-- Page excerpt --
------------------------------
PTE envelope sweep — test plan¶
Issue: #608 (F1 mission — phase "lock the envelope")
Factor: pte_envelope (11 variants, added in PR #630)
PR branch: feat/608-pte-envelope-factor
Date: 2026-04-23
Operator: dco
1. Context¶
Two FTF runs on 2026-04-22 triangulated the real lever for the mission:
| Run | PTE | Factor | Sortino | f1_buy | action_rate |
|---|---|---|---|---|---|
ftf_20260422_174216 |
ATR1.5_3.0_H5 |
threshold_method | 0.68 | 0.06 | 0.008 |
ftf_20260422_220929 |
ATR0.5_1.5_H4 |
horizon | 1.69 | 0.40 | 0.161 |
Switching the envelope from ATR1.5_3.0 to ATR0.5_1.5 multiplied Sortino ×2.5, action_rate ×20, return ×3.5. The horizon sweep (H3..H12) on the new envelope came back totally flat — 0/4 metrics significant, all Sortinos 1.5-1.7. Horizon is not the knob.
The mission depends on finding the (SL_mult, TP_mult) pair that simultaneously:
- Keeps
action_rate ≥ 0.05(operator criterion: "enough trades to learn") - Maximizes
f1_buy − const_F1(the only F1 advantage that means anything — raw F1 moves mechanically with pos_rate) - Maximizes Sortino at a drawdown we can live with
No envelope sweep has ever been run as a coupled factor. Existing tp_multiplier and sl_multiplier factors sweep one axis at a time, which mixes volume effect and edge effect in the cross-variant variance.
2. Hypothesis¶
H1 — There is a measurable (SL, TP) pair at which the model's advantage = f1_buy − const_F1 is strictly > 0 and Sortino > 1.5, with BH-corrected paired-t significance on at least 2 of {Sortino, expectancy, total_return, win_rate} — the lock criterion from ADR-14 / Issue #595 Phase A.
H2 — The best pair is not sl0.5_tp1.5 (current γ anchor). The γ anchor was inherited from the label-quality scan as a reasonable starting point, not from an empirical sweep. If H2 holds, γ's base_env should be updated post-run.
------------------------------
-- Task requirements --
a: Edit the test plan from "2. Hypothesis¶" up to and including "be updated post-run.", replacing "anchor" with "baseline".
b: In the test plan, which PR added the pte_envelope factor?
These dataset records were taken from a separate source.

Dataset records
------------------------------
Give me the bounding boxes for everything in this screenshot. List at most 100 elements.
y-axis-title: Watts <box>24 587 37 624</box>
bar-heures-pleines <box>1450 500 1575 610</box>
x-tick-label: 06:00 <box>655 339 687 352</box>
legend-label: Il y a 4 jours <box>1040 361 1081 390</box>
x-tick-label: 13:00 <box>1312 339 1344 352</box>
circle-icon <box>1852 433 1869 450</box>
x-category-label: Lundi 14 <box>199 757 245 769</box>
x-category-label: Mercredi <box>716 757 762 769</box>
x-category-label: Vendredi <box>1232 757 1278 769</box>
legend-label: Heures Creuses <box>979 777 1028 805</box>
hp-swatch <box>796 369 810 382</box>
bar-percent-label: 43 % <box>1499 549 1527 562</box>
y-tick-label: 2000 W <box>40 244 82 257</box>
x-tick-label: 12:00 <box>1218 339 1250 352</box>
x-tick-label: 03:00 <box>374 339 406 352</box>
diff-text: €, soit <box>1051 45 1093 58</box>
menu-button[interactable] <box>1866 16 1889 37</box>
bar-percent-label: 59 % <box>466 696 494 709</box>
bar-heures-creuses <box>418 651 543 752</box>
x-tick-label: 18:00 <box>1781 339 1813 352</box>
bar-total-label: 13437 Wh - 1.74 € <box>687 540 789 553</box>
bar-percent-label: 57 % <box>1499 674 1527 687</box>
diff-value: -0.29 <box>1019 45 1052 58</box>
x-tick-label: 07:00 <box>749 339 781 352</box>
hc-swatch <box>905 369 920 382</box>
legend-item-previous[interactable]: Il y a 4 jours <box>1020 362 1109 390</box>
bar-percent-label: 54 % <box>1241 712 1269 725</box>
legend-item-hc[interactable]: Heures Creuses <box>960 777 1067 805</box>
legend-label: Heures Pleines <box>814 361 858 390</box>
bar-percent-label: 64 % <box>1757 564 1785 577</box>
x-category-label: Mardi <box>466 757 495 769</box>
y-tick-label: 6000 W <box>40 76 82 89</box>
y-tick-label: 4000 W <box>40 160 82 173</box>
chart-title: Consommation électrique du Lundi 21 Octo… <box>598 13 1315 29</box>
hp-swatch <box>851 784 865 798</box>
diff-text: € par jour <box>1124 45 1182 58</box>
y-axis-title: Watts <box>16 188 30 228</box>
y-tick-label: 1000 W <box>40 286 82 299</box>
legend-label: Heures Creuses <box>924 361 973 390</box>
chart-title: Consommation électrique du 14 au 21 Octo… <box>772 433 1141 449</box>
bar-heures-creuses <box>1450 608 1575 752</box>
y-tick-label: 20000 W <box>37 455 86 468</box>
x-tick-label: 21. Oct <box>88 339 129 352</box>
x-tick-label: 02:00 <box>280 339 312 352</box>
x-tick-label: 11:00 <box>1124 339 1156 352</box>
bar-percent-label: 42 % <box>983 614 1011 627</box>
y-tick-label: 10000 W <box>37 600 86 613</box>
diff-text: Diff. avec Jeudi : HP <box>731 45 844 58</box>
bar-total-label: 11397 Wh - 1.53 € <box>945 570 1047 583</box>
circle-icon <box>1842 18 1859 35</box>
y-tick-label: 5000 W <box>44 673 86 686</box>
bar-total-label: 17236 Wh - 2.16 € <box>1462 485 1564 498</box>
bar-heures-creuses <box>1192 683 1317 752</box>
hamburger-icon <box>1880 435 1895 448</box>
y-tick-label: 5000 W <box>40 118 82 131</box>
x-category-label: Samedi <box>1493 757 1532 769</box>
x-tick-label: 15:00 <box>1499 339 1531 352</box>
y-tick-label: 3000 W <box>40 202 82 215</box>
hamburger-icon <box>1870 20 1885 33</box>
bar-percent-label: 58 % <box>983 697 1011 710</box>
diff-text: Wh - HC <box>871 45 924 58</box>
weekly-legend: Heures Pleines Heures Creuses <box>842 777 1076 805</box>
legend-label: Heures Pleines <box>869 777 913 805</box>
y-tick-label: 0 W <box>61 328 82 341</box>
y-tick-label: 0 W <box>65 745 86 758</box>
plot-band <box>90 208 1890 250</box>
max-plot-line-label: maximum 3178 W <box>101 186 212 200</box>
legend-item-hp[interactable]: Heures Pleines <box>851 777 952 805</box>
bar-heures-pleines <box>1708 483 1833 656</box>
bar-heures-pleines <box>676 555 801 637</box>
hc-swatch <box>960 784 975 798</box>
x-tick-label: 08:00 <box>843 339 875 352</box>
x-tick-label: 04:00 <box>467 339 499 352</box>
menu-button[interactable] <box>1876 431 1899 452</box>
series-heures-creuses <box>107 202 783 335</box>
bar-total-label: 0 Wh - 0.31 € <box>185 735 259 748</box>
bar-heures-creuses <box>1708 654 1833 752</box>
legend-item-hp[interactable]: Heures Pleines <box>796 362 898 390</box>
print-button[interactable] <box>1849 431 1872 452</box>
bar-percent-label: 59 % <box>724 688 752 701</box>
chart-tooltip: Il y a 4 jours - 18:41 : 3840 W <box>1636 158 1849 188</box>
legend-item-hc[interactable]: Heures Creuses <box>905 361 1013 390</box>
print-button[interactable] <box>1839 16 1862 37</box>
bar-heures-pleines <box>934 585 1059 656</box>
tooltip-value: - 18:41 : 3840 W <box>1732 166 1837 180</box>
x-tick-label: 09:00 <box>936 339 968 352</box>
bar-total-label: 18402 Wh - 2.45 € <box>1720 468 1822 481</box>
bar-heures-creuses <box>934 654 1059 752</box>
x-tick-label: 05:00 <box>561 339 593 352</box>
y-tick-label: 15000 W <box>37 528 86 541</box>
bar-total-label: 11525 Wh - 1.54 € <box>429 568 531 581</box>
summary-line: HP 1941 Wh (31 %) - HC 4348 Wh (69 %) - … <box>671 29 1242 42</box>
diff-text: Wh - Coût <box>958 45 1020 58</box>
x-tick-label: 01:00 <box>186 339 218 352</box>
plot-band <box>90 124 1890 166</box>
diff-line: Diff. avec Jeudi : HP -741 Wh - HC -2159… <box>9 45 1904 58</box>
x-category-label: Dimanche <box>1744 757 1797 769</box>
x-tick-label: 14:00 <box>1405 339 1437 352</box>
------------------------------
-- The solutions --
a:
2. Hypothesis¶
H1 — There is a measurable (SL, TP) pair at which the model's advantage = f1_buy − const_F1 is strictly > 0 and Sortino > 1.5, with BH-corrected paired-t significance on at least 2 of {Sortino, expectancy, total_return, win_rate} — the lock criterion from ADR-14 / Issue #595 Phase A.
H2 — The best pair is not sl0.5_tp1.5 (current γ baseline). The γ baseline was inherited from the label-quality scan as a reasonable starting point, not from an empirical sweep. If H2 holds, γ's base_env should be updated post-run.

b: PR #630